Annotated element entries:

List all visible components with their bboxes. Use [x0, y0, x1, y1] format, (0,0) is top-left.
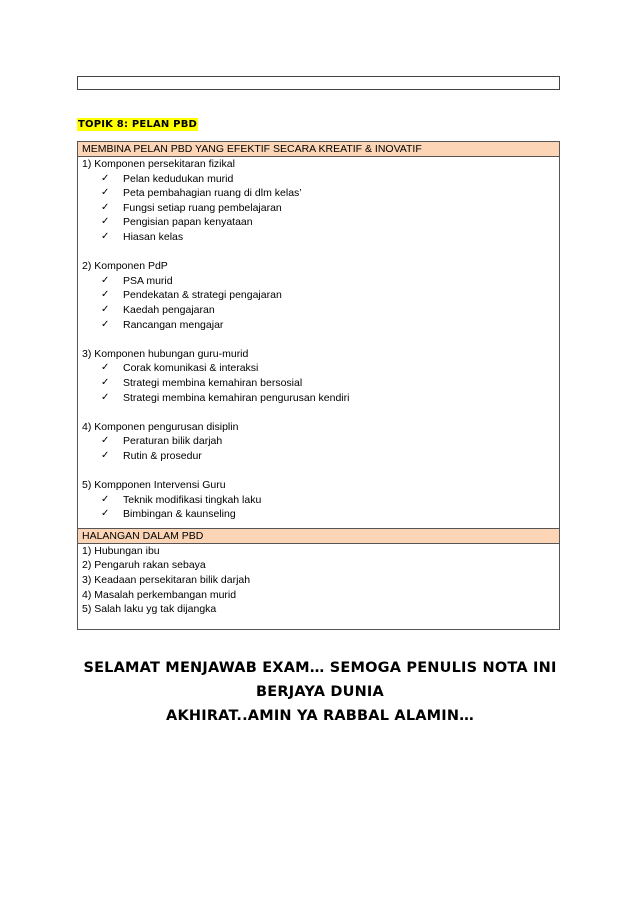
- list-item-text: Strategi membina kemahiran pengurusan kendiri: [123, 391, 350, 404]
- list-item: [82, 318, 555, 333]
- checkmark-icon: ✓: [101, 508, 110, 520]
- list-item: [82, 172, 555, 187]
- list-item-text: Pengisian papan kenyataan: [123, 216, 253, 229]
- checkmark-icon: ✓: [101, 230, 110, 242]
- checkmark-icon: ✓: [101, 318, 110, 330]
- list-item-text: Corak komunikasi & interaksi: [123, 362, 259, 375]
- list-item: [82, 303, 555, 318]
- list-item: [82, 274, 555, 289]
- list-item-text: Kaedah pengajaran: [123, 303, 215, 316]
- checkmark-icon: ✓: [101, 362, 110, 374]
- checkmark-icon: ✓: [101, 303, 110, 315]
- list-item: 1) Hubungan ibu: [82, 544, 160, 557]
- group-title: 2) Komponen PdP: [82, 260, 168, 273]
- list-item-text: Teknik modifikasi tingkah laku: [123, 493, 262, 506]
- list-item: [82, 201, 555, 216]
- check-list: [82, 172, 555, 245]
- group-title: 1) Komponen persekitaran fizikal: [82, 158, 235, 170]
- list-item: 5) Salah laku yg tak dijangka: [82, 603, 217, 616]
- list-item-text: Rancangan mengajar: [123, 318, 224, 331]
- list-item-text: Rutin & prosedur: [123, 449, 202, 462]
- checkmark-icon: ✓: [101, 187, 110, 199]
- list-item-text: Bimbingan & kaunseling: [123, 508, 236, 521]
- group-intervensi-guru: [82, 478, 555, 522]
- checkmark-icon: ✓: [101, 274, 110, 286]
- section-body-halangan: [78, 544, 559, 629]
- checkmark-icon: ✓: [101, 172, 110, 184]
- checkmark-icon: ✓: [101, 449, 110, 461]
- group-hubungan-guru-murid: [82, 347, 555, 405]
- group-persekitaran-fizikal: [82, 157, 555, 245]
- list-item: [82, 376, 555, 391]
- list-item: [82, 186, 555, 201]
- list-item: [82, 391, 555, 406]
- group-title: 3) Komponen hubungan guru-murid: [82, 347, 249, 360]
- list-item-text: PSA murid: [123, 274, 173, 287]
- checkmark-icon: ✓: [101, 289, 110, 301]
- checkmark-icon: ✓: [101, 201, 110, 213]
- spacer: [82, 463, 555, 478]
- checkmark-icon: ✓: [101, 216, 110, 228]
- closing-line-1: SELAMAT MENJAWAB EXAM… SEMOGA PENULIS NOTA INI BERJAYA DUNIA: [83, 660, 557, 700]
- spacer: [82, 245, 555, 260]
- group-pdp: [82, 259, 555, 332]
- list-item: [82, 434, 555, 449]
- checkmark-icon: ✓: [101, 435, 110, 447]
- list-item: 2) Pengaruh rakan sebaya: [82, 559, 206, 572]
- list-item-text: Peraturan bilik darjah: [123, 435, 223, 448]
- list-item: [82, 361, 555, 376]
- list-item: [82, 507, 555, 522]
- group-pengurusan-disiplin: [82, 420, 555, 464]
- list-item: [82, 230, 555, 245]
- content-table: [77, 141, 560, 630]
- group-title: 4) Komponen pengurusan disiplin: [82, 420, 239, 433]
- check-list: [82, 493, 555, 522]
- spacer: [82, 405, 555, 420]
- list-item: [82, 215, 555, 230]
- group-title: 5) Kompponen Intervensi Guru: [82, 479, 226, 492]
- section-header-halangan: HALANGAN DALAM PBD: [78, 529, 559, 544]
- list-item: 3) Keadaan persekitaran bilik darjah: [82, 574, 251, 587]
- list-item: [82, 493, 555, 508]
- section-body-membina: [78, 157, 559, 529]
- list-item-text: Pendekatan & strategi pengajaran: [123, 289, 282, 302]
- check-list: [82, 274, 555, 332]
- list-item: 4) Masalah perkembangan murid: [82, 588, 237, 601]
- closing-message: [70, 656, 570, 728]
- topic-heading: TOPIK 8: PELAN PBD: [78, 119, 198, 130]
- list-item: [82, 288, 555, 303]
- spacer: [82, 332, 555, 347]
- closing-line-2: AKHIRAT..AMIN YA RABBAL ALAMIN…: [166, 708, 474, 724]
- section-header-membina: MEMBINA PELAN PBD YANG EFEKTIF SECARA KREATIF & INOVATIF: [78, 142, 559, 157]
- list-item-text: Pelan kedudukan murid: [123, 172, 234, 185]
- list-item-text: Hiasan kelas: [123, 230, 184, 243]
- list-item-text: Fungsi setiap ruang pembelajaran: [123, 201, 282, 214]
- check-list: [82, 361, 555, 405]
- checkmark-icon: ✓: [101, 493, 110, 505]
- check-list: [82, 434, 555, 463]
- list-item-text: Strategi membina kemahiran bersosial: [123, 376, 303, 389]
- checkmark-icon: ✓: [101, 376, 110, 388]
- checkmark-icon: ✓: [101, 391, 110, 403]
- empty-table-row: [77, 76, 560, 90]
- list-item: [82, 449, 555, 464]
- list-item-text: Peta pembahagian ruang di dlm kelas’: [123, 187, 302, 200]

TASK BRIEF: Copy the rows starting with the one that contains "- list-item-text: Strategi membina kemahiran pengurusan" and going on through the one that contains "- list-item: 1)", keeping every character unchanged.

RESPONSE TO THE EXERCISE:
- list-item-text: Strategi membina kemahiran pengurusan kendiri: [123, 391, 350, 404]
- list-item: [82, 318, 555, 333]
- checkmark-icon: ✓: [101, 508, 110, 520]
- list-item: [82, 172, 555, 187]
- list-item-text: Pengisian papan kenyataan: [123, 216, 253, 229]
- checkmark-icon: ✓: [101, 230, 110, 242]
- checkmark-icon: ✓: [101, 318, 110, 330]
- list-item-text: Corak komunikasi & interaksi: [123, 362, 259, 375]
- list-item: [82, 303, 555, 318]
- list-item: [82, 274, 555, 289]
- list-item-text: Kaedah pengajaran: [123, 303, 215, 316]
- checkmark-icon: ✓: [101, 362, 110, 374]
- checkmark-icon: ✓: [101, 303, 110, 315]
- list-item: 1) Hubungan ibu: [82, 544, 160, 557]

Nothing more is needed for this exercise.